INPUT RECORDS:
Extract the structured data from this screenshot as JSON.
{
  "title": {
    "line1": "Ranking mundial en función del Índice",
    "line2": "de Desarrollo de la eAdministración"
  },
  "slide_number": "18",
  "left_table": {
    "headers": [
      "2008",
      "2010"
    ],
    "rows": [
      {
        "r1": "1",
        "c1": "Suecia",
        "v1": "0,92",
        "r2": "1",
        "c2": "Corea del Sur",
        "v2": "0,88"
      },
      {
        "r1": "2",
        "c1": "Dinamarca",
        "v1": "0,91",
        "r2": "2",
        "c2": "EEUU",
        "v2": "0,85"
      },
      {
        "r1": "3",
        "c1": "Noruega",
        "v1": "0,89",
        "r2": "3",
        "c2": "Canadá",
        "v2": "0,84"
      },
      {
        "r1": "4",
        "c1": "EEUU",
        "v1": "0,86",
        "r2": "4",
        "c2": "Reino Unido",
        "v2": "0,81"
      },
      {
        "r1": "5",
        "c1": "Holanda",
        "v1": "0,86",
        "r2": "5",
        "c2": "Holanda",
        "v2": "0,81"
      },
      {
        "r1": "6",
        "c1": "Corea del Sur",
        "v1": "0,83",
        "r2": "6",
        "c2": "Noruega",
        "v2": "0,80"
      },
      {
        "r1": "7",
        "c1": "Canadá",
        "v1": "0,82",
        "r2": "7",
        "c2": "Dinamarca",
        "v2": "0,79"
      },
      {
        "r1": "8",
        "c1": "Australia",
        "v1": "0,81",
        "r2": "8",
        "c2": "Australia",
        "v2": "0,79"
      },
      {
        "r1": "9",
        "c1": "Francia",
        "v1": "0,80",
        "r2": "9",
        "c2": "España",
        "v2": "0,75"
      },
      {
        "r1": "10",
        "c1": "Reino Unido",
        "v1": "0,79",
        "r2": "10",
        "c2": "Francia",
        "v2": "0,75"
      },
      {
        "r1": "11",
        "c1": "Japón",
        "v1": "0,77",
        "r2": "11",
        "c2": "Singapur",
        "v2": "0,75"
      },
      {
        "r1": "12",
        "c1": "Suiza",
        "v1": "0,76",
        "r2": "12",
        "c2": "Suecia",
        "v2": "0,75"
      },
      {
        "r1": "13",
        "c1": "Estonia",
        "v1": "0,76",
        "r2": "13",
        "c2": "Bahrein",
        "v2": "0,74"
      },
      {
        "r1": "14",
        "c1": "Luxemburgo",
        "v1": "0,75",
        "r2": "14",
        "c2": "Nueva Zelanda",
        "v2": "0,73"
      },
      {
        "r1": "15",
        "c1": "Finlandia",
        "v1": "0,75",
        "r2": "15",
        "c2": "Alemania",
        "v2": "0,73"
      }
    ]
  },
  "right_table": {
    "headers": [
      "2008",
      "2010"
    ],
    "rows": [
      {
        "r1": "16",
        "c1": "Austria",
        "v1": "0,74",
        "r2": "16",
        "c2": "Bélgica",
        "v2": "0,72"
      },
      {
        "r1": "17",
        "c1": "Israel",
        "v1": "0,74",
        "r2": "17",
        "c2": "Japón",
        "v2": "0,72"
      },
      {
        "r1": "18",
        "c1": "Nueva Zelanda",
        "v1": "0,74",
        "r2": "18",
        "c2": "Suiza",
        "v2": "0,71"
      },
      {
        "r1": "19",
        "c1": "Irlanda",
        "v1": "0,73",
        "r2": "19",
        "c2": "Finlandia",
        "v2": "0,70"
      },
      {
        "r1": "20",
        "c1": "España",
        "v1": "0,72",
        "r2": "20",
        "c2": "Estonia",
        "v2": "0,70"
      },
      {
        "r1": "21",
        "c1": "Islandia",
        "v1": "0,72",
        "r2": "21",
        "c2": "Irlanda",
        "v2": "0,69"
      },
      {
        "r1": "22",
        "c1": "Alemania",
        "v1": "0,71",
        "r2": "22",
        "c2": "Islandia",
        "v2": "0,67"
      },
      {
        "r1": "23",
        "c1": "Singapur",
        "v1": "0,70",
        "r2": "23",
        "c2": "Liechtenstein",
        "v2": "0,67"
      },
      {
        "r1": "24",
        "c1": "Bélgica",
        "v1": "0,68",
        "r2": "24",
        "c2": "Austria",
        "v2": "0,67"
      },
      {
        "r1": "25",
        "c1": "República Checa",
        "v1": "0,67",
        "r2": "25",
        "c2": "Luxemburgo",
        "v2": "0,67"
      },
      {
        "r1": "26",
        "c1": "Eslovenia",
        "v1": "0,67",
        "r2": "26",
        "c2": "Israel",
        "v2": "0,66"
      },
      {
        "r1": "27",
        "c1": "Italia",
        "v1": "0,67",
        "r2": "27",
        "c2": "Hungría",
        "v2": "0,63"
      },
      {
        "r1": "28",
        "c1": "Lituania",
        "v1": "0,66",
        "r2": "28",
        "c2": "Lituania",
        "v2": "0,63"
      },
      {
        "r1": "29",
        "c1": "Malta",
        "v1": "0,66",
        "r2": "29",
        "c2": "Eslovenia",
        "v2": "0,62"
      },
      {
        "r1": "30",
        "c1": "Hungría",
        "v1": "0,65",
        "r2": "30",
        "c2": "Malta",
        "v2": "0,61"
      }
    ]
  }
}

TASK BRIEF:
Extract the full set of entries word for word.

RESPONSE:
Extract the structured data from this screenshot as JSON.
{
  "title": {
    "line1": "Ranking mundial en función del Índice",
    "line2": "de Desarrollo de la eAdministración"
  },
  "slide_number": "18",
  "left_table": {
    "headers": [
      "2008",
      "2010"
    ],
    "rows": [
      {
        "r1": "1",
        "c1": "Suecia",
        "v1": "0,92",
        "r2": "1",
        "c2": "Corea del Sur",
        "v2": "0,88"
      },
      {
        "r1": "2",
        "c1": "Dinamarca",
        "v1": "0,91",
        "r2": "2",
        "c2": "EEUU",
        "v2": "0,85"
      },
      {
        "r1": "3",
        "c1": "Noruega",
        "v1": "0,89",
        "r2": "3",
        "c2": "Canadá",
        "v2": "0,84"
      },
      {
        "r1": "4",
        "c1": "EEUU",
        "v1": "0,86",
        "r2": "4",
        "c2": "Reino Unido",
        "v2": "0,81"
      },
      {
        "r1": "5",
        "c1": "Holanda",
        "v1": "0,86",
        "r2": "5",
        "c2": "Holanda",
        "v2": "0,81"
      },
      {
        "r1": "6",
        "c1": "Corea del Sur",
        "v1": "0,83",
        "r2": "6",
        "c2": "Noruega",
        "v2": "0,80"
      },
      {
        "r1": "7",
        "c1": "Canadá",
        "v1": "0,82",
        "r2": "7",
        "c2": "Dinamarca",
        "v2": "0,79"
      },
      {
        "r1": "8",
        "c1": "Australia",
        "v1": "0,81",
        "r2": "8",
        "c2": "Australia",
        "v2": "0,79"
      },
      {
        "r1": "9",
        "c1": "Francia",
        "v1": "0,80",
        "r2": "9",
        "c2": "España",
        "v2": "0,75"
      },
      {
        "r1": "10",
        "c1": "Reino Unido",
        "v1": "0,79",
        "r2": "10",
        "c2": "Francia",
        "v2": "0,75"
      },
      {
        "r1": "11",
        "c1": "Japón",
        "v1": "0,77",
        "r2": "11",
        "c2": "Singapur",
        "v2": "0,75"
      },
      {
        "r1": "12",
        "c1": "Suiza",
        "v1": "0,76",
        "r2": "12",
        "c2": "Suecia",
        "v2": "0,75"
      },
      {
        "r1": "13",
        "c1": "Estonia",
        "v1": "0,76",
        "r2": "13",
        "c2": "Bahrein",
        "v2": "0,74"
      },
      {
        "r1": "14",
        "c1": "Luxemburgo",
        "v1": "0,75",
        "r2": "14",
        "c2": "Nueva Zelanda",
        "v2": "0,73"
      },
      {
        "r1": "15",
        "c1": "Finlandia",
        "v1": "0,75",
        "r2": "15",
        "c2": "Alemania",
        "v2": "0,73"
      }
    ]
  },
  "right_table": {
    "headers": [
      "2008",
      "2010"
    ],
    "rows": [
      {
        "r1": "16",
        "c1": "Austria",
        "v1": "0,74",
        "r2": "16",
        "c2": "Bélgica",
        "v2": "0,72"
      },
      {
        "r1": "17",
        "c1": "Israel",
        "v1": "0,74",
        "r2": "17",
        "c2": "Japón",
        "v2": "0,72"
      },
      {
        "r1": "18",
        "c1": "Nueva Zelanda",
        "v1": "0,74",
        "r2": "18",
        "c2": "Suiza",
        "v2": "0,71"
      },
      {
        "r1": "19",
        "c1": "Irlanda",
        "v1": "0,73",
        "r2": "19",
        "c2": "Finlandia",
        "v2": "0,70"
      },
      {
        "r1": "20",
        "c1": "España",
        "v1": "0,72",
        "r2": "20",
        "c2": "Estonia",
        "v2": "0,70"
      },
      {
        "r1": "21",
        "c1": "Islandia",
        "v1": "0,72",
        "r2": "21",
        "c2": "Irlanda",
        "v2": "0,69"
      },
      {
        "r1": "22",
        "c1": "Alemania",
        "v1": "0,71",
        "r2": "22",
        "c2": "Islandia",
        "v2": "0,67"
      },
      {
        "r1": "23",
        "c1": "Singapur",
        "v1": "0,70",
        "r2": "23",
        "c2": "Liechtenstein",
        "v2": "0,67"
      },
      {
        "r1": "24",
        "c1": "Bélgica",
        "v1": "0,68",
        "r2": "24",
        "c2": "Austria",
        "v2": "0,67"
      },
      {
        "r1": "25",
        "c1": "República Checa",
        "v1": "0,67",
        "r2": "25",
        "c2": "Luxemburgo",
        "v2": "0,67"
      },
      {
        "r1": "26",
        "c1": "Eslovenia",
        "v1": "0,67",
        "r2": "26",
        "c2": "Israel",
        "v2": "0,66"
      },
      {
        "r1": "27",
        "c1": "Italia",
        "v1": "0,67",
        "r2": "27",
        "c2": "Hungría",
        "v2": "0,63"
      },
      {
        "r1": "28",
        "c1": "Lituania",
        "v1": "0,66",
        "r2": "28",
        "c2": "Lituania",
        "v2": "0,63"
      },
      {
        "r1": "29",
        "c1": "Malta",
        "v1": "0,66",
        "r2": "29",
        "c2": "Eslovenia",
        "v2": "0,62"
      },
      {
        "r1": "30",
        "c1": "Hungría",
        "v1": "0,65",
        "r2": "30",
        "c2": "Malta",
        "v2": "0,61"
      }
    ]
  }
}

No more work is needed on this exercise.